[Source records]
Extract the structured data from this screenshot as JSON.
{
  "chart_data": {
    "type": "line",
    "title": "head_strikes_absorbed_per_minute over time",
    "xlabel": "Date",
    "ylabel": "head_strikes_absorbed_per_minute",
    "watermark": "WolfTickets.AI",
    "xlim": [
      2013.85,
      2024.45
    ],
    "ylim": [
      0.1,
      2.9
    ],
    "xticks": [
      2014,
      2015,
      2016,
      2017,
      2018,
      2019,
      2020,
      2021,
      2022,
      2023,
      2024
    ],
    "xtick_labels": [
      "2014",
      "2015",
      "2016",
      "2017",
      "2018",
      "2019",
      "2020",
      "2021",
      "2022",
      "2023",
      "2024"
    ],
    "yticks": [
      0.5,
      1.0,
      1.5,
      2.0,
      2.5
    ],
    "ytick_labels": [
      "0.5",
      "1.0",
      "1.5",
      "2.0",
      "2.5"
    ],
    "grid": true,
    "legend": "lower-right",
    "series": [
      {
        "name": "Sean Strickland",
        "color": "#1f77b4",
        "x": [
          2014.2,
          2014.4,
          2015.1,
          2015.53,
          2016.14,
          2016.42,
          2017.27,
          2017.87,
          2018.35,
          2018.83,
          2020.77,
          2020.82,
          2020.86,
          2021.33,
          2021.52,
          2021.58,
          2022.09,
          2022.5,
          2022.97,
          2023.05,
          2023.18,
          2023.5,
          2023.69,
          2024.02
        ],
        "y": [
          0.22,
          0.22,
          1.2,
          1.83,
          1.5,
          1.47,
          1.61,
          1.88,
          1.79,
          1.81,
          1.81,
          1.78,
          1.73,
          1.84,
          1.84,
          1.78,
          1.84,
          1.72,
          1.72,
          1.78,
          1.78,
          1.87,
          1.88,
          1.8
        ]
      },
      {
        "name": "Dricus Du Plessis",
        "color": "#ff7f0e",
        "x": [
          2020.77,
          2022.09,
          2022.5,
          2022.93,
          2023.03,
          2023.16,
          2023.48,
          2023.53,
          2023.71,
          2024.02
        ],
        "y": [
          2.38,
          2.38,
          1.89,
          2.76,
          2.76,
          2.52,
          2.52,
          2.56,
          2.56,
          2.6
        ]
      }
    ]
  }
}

Aim :: Produce an exact copy of all the records.

Written response ::
Extract the structured data from this screenshot as JSON.
{
  "chart_data": {
    "type": "line",
    "title": "head_strikes_absorbed_per_minute over time",
    "xlabel": "Date",
    "ylabel": "head_strikes_absorbed_per_minute",
    "watermark": "WolfTickets.AI",
    "xlim": [
      2013.85,
      2024.45
    ],
    "ylim": [
      0.1,
      2.9
    ],
    "xticks": [
      2014,
      2015,
      2016,
      2017,
      2018,
      2019,
      2020,
      2021,
      2022,
      2023,
      2024
    ],
    "xtick_labels": [
      "2014",
      "2015",
      "2016",
      "2017",
      "2018",
      "2019",
      "2020",
      "2021",
      "2022",
      "2023",
      "2024"
    ],
    "yticks": [
      0.5,
      1.0,
      1.5,
      2.0,
      2.5
    ],
    "ytick_labels": [
      "0.5",
      "1.0",
      "1.5",
      "2.0",
      "2.5"
    ],
    "grid": true,
    "legend": "lower-right",
    "series": [
      {
        "name": "Sean Strickland",
        "color": "#1f77b4",
        "x": [
          2014.2,
          2014.4,
          2015.1,
          2015.53,
          2016.14,
          2016.42,
          2017.27,
          2017.87,
          2018.35,
          2018.83,
          2020.77,
          2020.82,
          2020.86,
          2021.33,
          2021.52,
          2021.58,
          2022.09,
          2022.5,
          2022.97,
          2023.05,
          2023.18,
          2023.5,
          2023.69,
          2024.02
        ],
        "y": [
          0.22,
          0.22,
          1.2,
          1.83,
          1.5,
          1.47,
          1.61,
          1.88,
          1.79,
          1.81,
          1.81,
          1.78,
          1.73,
          1.84,
          1.84,
          1.78,
          1.84,
          1.72,
          1.72,
          1.78,
          1.78,
          1.87,
          1.88,
          1.8
        ]
      },
      {
        "name": "Dricus Du Plessis",
        "color": "#ff7f0e",
        "x": [
          2020.77,
          2022.09,
          2022.5,
          2022.93,
          2023.03,
          2023.16,
          2023.48,
          2023.53,
          2023.71,
          2024.02
        ],
        "y": [
          2.38,
          2.38,
          1.89,
          2.76,
          2.76,
          2.52,
          2.52,
          2.56,
          2.56,
          2.6
        ]
      }
    ]
  }
}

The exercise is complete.